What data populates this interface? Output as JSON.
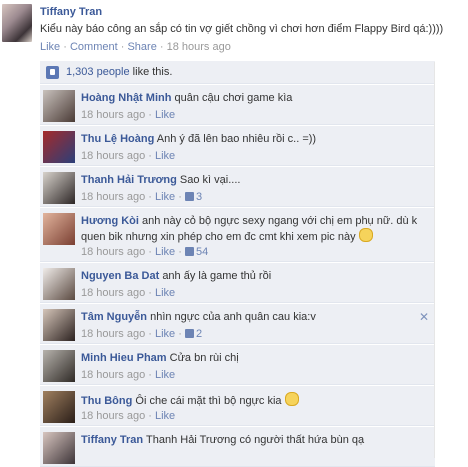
{
  "post": {
    "author": "Tiffany Tran",
    "text": "Kiểu này báo công an sắp có tin vợ giết chồng vì chơi hơn điểm Flappy Bird qá:))))",
    "actions": {
      "like": "Like",
      "comment": "Comment",
      "share": "Share",
      "separator": "·",
      "time": "18 hours ago"
    }
  },
  "likes": {
    "count": "1,303 people",
    "suffix": " like this."
  },
  "comments": [
    {
      "name": "Hoàng Nhật Minh",
      "text": "quân cậu chơi game kìa",
      "time": "18 hours ago",
      "like": "Like",
      "likes": "",
      "avatar": [
        "#c9c2bd",
        "#4a3b36"
      ]
    },
    {
      "name": "Thu Lệ Hoàng",
      "text": "Anh ý đã lên bao nhiêu rồi c.. =))",
      "time": "18 hours ago",
      "like": "Like",
      "likes": "",
      "avatar": [
        "#a52a2a",
        "#2b3f7a"
      ]
    },
    {
      "name": "Thanh Hải Trương",
      "text": "Sao kì vại....",
      "time": "18 hours ago",
      "like": "Like",
      "likes": "3",
      "avatar": [
        "#d8d3cc",
        "#2d2626"
      ]
    },
    {
      "name": "Hương Kòi",
      "text": "anh này cỏ bộ ngực sexy ngang với chị em phụ nữ. dù k quen bik nhưng xin phép cho em đc cmt khi xem pic này",
      "time": "18 hours ago",
      "like": "Like",
      "likes": "54",
      "avatar": [
        "#e2b49d",
        "#7a3f32"
      ],
      "tall": true,
      "emoji": true
    },
    {
      "name": "Nguyen Ba Dat",
      "text": "anh ấy là game thủ rồi",
      "time": "18 hours ago",
      "like": "Like",
      "likes": "",
      "avatar": [
        "#f0ece9",
        "#5b4a41"
      ]
    },
    {
      "name": "Tâm Nguyễn",
      "text": "nhìn ngực của anh quân cau kia:v",
      "time": "18 hours ago",
      "like": "Like",
      "likes": "2",
      "avatar": [
        "#d5c5b9",
        "#2c2220"
      ],
      "close": "✕"
    },
    {
      "name": "Minh Hieu Pham",
      "text": "Cửa bn rùi chị",
      "time": "18 hours ago",
      "like": "Like",
      "likes": "",
      "avatar": [
        "#b7b3ad",
        "#2f2a26"
      ]
    },
    {
      "name": "Thu Bông",
      "text": "Ôi che cái mặt thì bộ ngực kia",
      "time": "18 hours ago",
      "like": "Like",
      "likes": "",
      "avatar": [
        "#a08060",
        "#2a1e18"
      ],
      "emoji": true
    },
    {
      "name": "Tiffany Tran",
      "text": "Thanh Hải Trương có người thất hứa bùn qạ",
      "time": "",
      "like": "",
      "likes": "",
      "avatar": [
        "#d8c6c0",
        "#3d3438"
      ]
    }
  ]
}
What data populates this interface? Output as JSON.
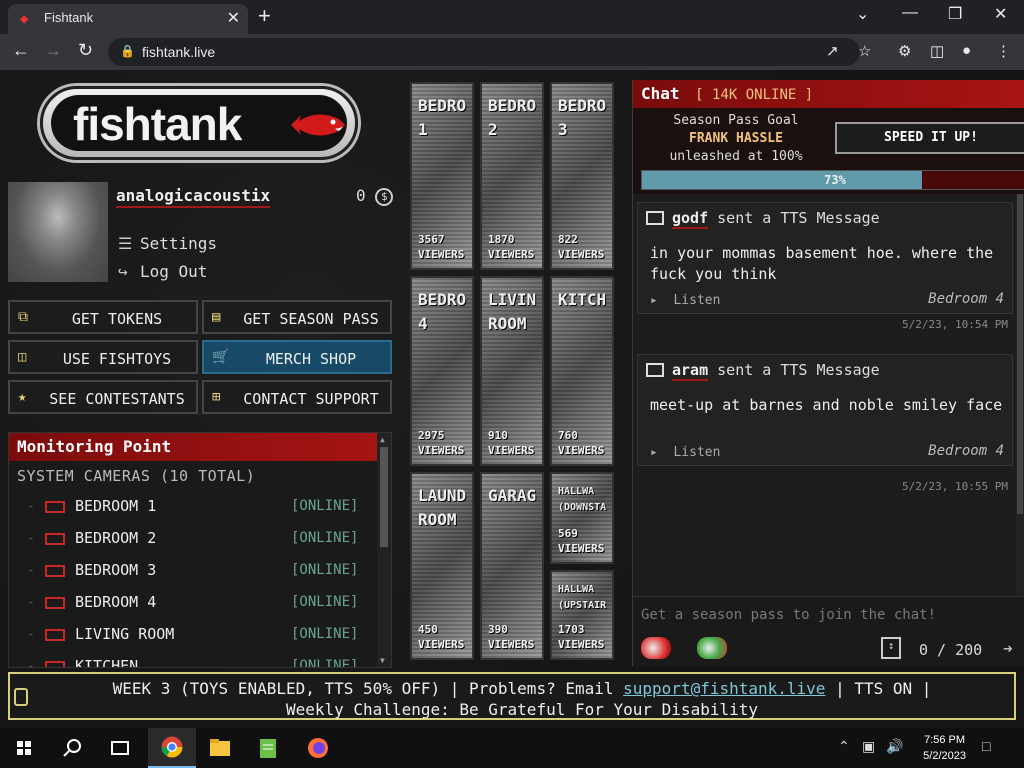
{
  "browser": {
    "tab_title": "Fishtank",
    "url": "fishtank.live"
  },
  "brand": {
    "logo_text": "fishtank"
  },
  "profile": {
    "username": "analogicacoustix",
    "coins": "0",
    "settings_label": "Settings",
    "logout_label": "Log Out"
  },
  "actions": [
    {
      "label": "GET TOKENS",
      "icon": "tokens-icon"
    },
    {
      "label": "GET SEASON PASS",
      "icon": "season-pass-icon"
    },
    {
      "label": "USE FISHTOYS",
      "icon": "gift-icon"
    },
    {
      "label": "MERCH SHOP",
      "icon": "cart-icon"
    },
    {
      "label": "SEE CONTESTANTS",
      "icon": "person-icon"
    },
    {
      "label": "CONTACT SUPPORT",
      "icon": "support-icon"
    }
  ],
  "monitoring": {
    "title": "Monitoring Point",
    "subtitle": "SYSTEM CAMERAS (10 TOTAL)",
    "cameras": [
      {
        "name": "BEDROOM 1",
        "status": "[ONLINE]"
      },
      {
        "name": "BEDROOM 2",
        "status": "[ONLINE]"
      },
      {
        "name": "BEDROOM 3",
        "status": "[ONLINE]"
      },
      {
        "name": "BEDROOM 4",
        "status": "[ONLINE]"
      },
      {
        "name": "LIVING ROOM",
        "status": "[ONLINE]"
      },
      {
        "name": "KITCHEN",
        "status": "[ONLINE]"
      }
    ]
  },
  "feeds": [
    {
      "label": "BEDRO\n1",
      "viewers": "3567",
      "viewers_label": "VIEWERS",
      "status": "ONLINE"
    },
    {
      "label": "BEDRO\n2",
      "viewers": "1870",
      "viewers_label": "VIEWERS",
      "status": "ONLINE"
    },
    {
      "label": "BEDRO\n3",
      "viewers": "822",
      "viewers_label": "VIEWERS",
      "status": "ONLINE"
    },
    {
      "label": "BEDRO\n4",
      "viewers": "2975",
      "viewers_label": "VIEWERS",
      "status": "ONLINE"
    },
    {
      "label": "LIVIN\nROOM",
      "viewers": "910",
      "viewers_label": "VIEWERS",
      "status": "ONLINE"
    },
    {
      "label": "KITCH",
      "viewers": "760",
      "viewers_label": "VIEWERS",
      "status": "ONLINE"
    },
    {
      "label": "LAUND\nROOM",
      "viewers": "450",
      "viewers_label": "VIEWERS",
      "status": "ONLINE"
    },
    {
      "label": "GARAG",
      "viewers": "390",
      "viewers_label": "VIEWERS",
      "status": "ONLINE"
    },
    {
      "label": "HALLWA\n(DOWNSTA",
      "viewers": "569",
      "viewers_label": "VIEWERS",
      "status": "ONLINE"
    },
    {
      "label": "HALLWA\n(UPSTAIR",
      "viewers": "1703",
      "viewers_label": "VIEWERS",
      "status": "ONLINE"
    }
  ],
  "chat": {
    "title": "Chat",
    "online": "[ 14K ONLINE ]",
    "goal_line1": "Season Pass Goal",
    "goal_line2": "FRANK HASSLE",
    "goal_line3": "unleashed at 100%",
    "speed_button": "SPEED IT UP!",
    "progress_value": 0.73,
    "progress_label": "73%",
    "messages": [
      {
        "user": "godf",
        "action": "sent a TTS Message",
        "body": "in your mommas basement hoe. where the fuck you think",
        "listen": "Listen",
        "room": "Bedroom 4",
        "time": "5/2/23, 10:54 PM"
      },
      {
        "user": "aram",
        "action": "sent a TTS Message",
        "body": "meet-up at barnes and noble smiley face",
        "listen": "Listen",
        "room": "Bedroom 4",
        "time": "5/2/23, 10:55 PM"
      }
    ],
    "input_placeholder": "Get a season pass to join the chat!",
    "char_count": "0 / 200"
  },
  "ticker": {
    "text_before": "WEEK 3 (TOYS ENABLED, TTS 50% OFF) | Problems? Email ",
    "email": "support@fishtank.live",
    "text_after": " | TTS ON |",
    "line2": "Weekly Challenge: Be Grateful For Your Disability"
  },
  "taskbar": {
    "time": "7:56 PM",
    "date": "5/2/2023"
  }
}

================

> THE EXERCISE: All records above are to be printed exactly, minus the pictures they contain.

> FULL SOLUTION:
What data populates this interface? Output as JSON.
{
  "post": {
    "author": "Tiffany Tran",
    "text": "Kiểu này báo công an sắp có tin vợ giết chồng vì chơi hơn điểm Flappy Bird qá:))))",
    "actions": {
      "like": "Like",
      "comment": "Comment",
      "share": "Share",
      "separator": "·",
      "time": "18 hours ago"
    }
  },
  "likes": {
    "count": "1,303 people",
    "suffix": " like this."
  },
  "comments": [
    {
      "name": "Hoàng Nhật Minh",
      "text": "quân cậu chơi game kìa",
      "time": "18 hours ago",
      "like": "Like",
      "likes": "",
      "avatar": [
        "#c9c2bd",
        "#4a3b36"
      ]
    },
    {
      "name": "Thu Lệ Hoàng",
      "text": "Anh ý đã lên bao nhiêu rồi c.. =))",
      "time": "18 hours ago",
      "like": "Like",
      "likes": "",
      "avatar": [
        "#a52a2a",
        "#2b3f7a"
      ]
    },
    {
      "name": "Thanh Hải Trương",
      "text": "Sao kì vại....",
      "time": "18 hours ago",
      "like": "Like",
      "likes": "3",
      "avatar": [
        "#d8d3cc",
        "#2d2626"
      ]
    },
    {
      "name": "Hương Kòi",
      "text": "anh này cỏ bộ ngực sexy ngang với chị em phụ nữ. dù k quen bik nhưng xin phép cho em đc cmt khi xem pic này",
      "time": "18 hours ago",
      "like": "Like",
      "likes": "54",
      "avatar": [
        "#e2b49d",
        "#7a3f32"
      ],
      "tall": true,
      "emoji": true
    },
    {
      "name": "Nguyen Ba Dat",
      "text": "anh ấy là game thủ rồi",
      "time": "18 hours ago",
      "like": "Like",
      "likes": "",
      "avatar": [
        "#f0ece9",
        "#5b4a41"
      ]
    },
    {
      "name": "Tâm Nguyễn",
      "text": "nhìn ngực của anh quân cau kia:v",
      "time": "18 hours ago",
      "like": "Like",
      "likes": "2",
      "avatar": [
        "#d5c5b9",
        "#2c2220"
      ],
      "close": "✕"
    },
    {
      "name": "Minh Hieu Pham",
      "text": "Cửa bn rùi chị",
      "time": "18 hours ago",
      "like": "Like",
      "likes": "",
      "avatar": [
        "#b7b3ad",
        "#2f2a26"
      ]
    },
    {
      "name": "Thu Bông",
      "text": "Ôi che cái mặt thì bộ ngực kia",
      "time": "18 hours ago",
      "like": "Like",
      "likes": "",
      "avatar": [
        "#a08060",
        "#2a1e18"
      ],
      "emoji": true
    },
    {
      "name": "Tiffany Tran",
      "text": "Thanh Hải Trương có người thất hứa bùn qạ",
      "time": "",
      "like": "",
      "likes": "",
      "avatar": [
        "#d8c6c0",
        "#3d3438"
      ]
    }
  ]
}
What data populates this interface? Output as JSON.
{
  "browser": {
    "tab_title": "Fishtank",
    "url": "fishtank.live"
  },
  "brand": {
    "logo_text": "fishtank"
  },
  "profile": {
    "username": "analogicacoustix",
    "coins": "0",
    "settings_label": "Settings",
    "logout_label": "Log Out"
  },
  "actions": [
    {
      "label": "GET TOKENS",
      "icon": "tokens-icon"
    },
    {
      "label": "GET SEASON PASS",
      "icon": "season-pass-icon"
    },
    {
      "label": "USE FISHTOYS",
      "icon": "gift-icon"
    },
    {
      "label": "MERCH SHOP",
      "icon": "cart-icon"
    },
    {
      "label": "SEE CONTESTANTS",
      "icon": "person-icon"
    },
    {
      "label": "CONTACT SUPPORT",
      "icon": "support-icon"
    }
  ],
  "monitoring": {
    "title": "Monitoring Point",
    "subtitle": "SYSTEM CAMERAS (10 TOTAL)",
    "cameras": [
      {
        "name": "BEDROOM 1",
        "status": "[ONLINE]"
      },
      {
        "name": "BEDROOM 2",
        "status": "[ONLINE]"
      },
      {
        "name": "BEDROOM 3",
        "status": "[ONLINE]"
      },
      {
        "name": "BEDROOM 4",
        "status": "[ONLINE]"
      },
      {
        "name": "LIVING ROOM",
        "status": "[ONLINE]"
      },
      {
        "name": "KITCHEN",
        "status": "[ONLINE]"
      }
    ]
  },
  "feeds": [
    {
      "label": "BEDRO\n1",
      "viewers": "3567",
      "viewers_label": "VIEWERS",
      "status": "ONLINE"
    },
    {
      "label": "BEDRO\n2",
      "viewers": "1870",
      "viewers_label": "VIEWERS",
      "status": "ONLINE"
    },
    {
      "label": "BEDRO\n3",
      "viewers": "822",
      "viewers_label": "VIEWERS",
      "status": "ONLINE"
    },
    {
      "label": "BEDRO\n4",
      "viewers": "2975",
      "viewers_label": "VIEWERS",
      "status": "ONLINE"
    },
    {
      "label": "LIVIN\nROOM",
      "viewers": "910",
      "viewers_label": "VIEWERS",
      "status": "ONLINE"
    },
    {
      "label": "KITCH",
      "viewers": "760",
      "viewers_label": "VIEWERS",
      "status": "ONLINE"
    },
    {
      "label": "LAUND\nROOM",
      "viewers": "450",
      "viewers_label": "VIEWERS",
      "status": "ONLINE"
    },
    {
      "label": "GARAG",
      "viewers": "390",
      "viewers_label": "VIEWERS",
      "status": "ONLINE"
    },
    {
      "label": "HALLWA\n(DOWNSTA",
      "viewers": "569",
      "viewers_label": "VIEWERS",
      "status": "ONLINE"
    },
    {
      "label": "HALLWA\n(UPSTAIR",
      "viewers": "1703",
      "viewers_label": "VIEWERS",
      "status": "ONLINE"
    }
  ],
  "chat": {
    "title": "Chat",
    "online": "[ 14K ONLINE ]",
    "goal_line1": "Season Pass Goal",
    "goal_line2": "FRANK HASSLE",
    "goal_line3": "unleashed at 100%",
    "speed_button": "SPEED IT UP!",
    "progress_value": 0.73,
    "progress_label": "73%",
    "messages": [
      {
        "user": "godf",
        "action": "sent a TTS Message",
        "body": "in your mommas basement hoe. where the fuck you think",
        "listen": "Listen",
        "room": "Bedroom 4",
        "time": "5/2/23, 10:54 PM"
      },
      {
        "user": "aram",
        "action": "sent a TTS Message",
        "body": "meet-up at barnes and noble smiley face",
        "listen": "Listen",
        "room": "Bedroom 4",
        "time": "5/2/23, 10:55 PM"
      }
    ],
    "input_placeholder": "Get a season pass to join the chat!",
    "char_count": "0 / 200"
  },
  "ticker": {
    "text_before": "WEEK 3 (TOYS ENABLED, TTS 50% OFF) | Problems? Email ",
    "email": "support@fishtank.live",
    "text_after": " | TTS ON |",
    "line2": "Weekly Challenge: Be Grateful For Your Disability"
  },
  "taskbar": {
    "time": "7:56 PM",
    "date": "5/2/2023"
  }
}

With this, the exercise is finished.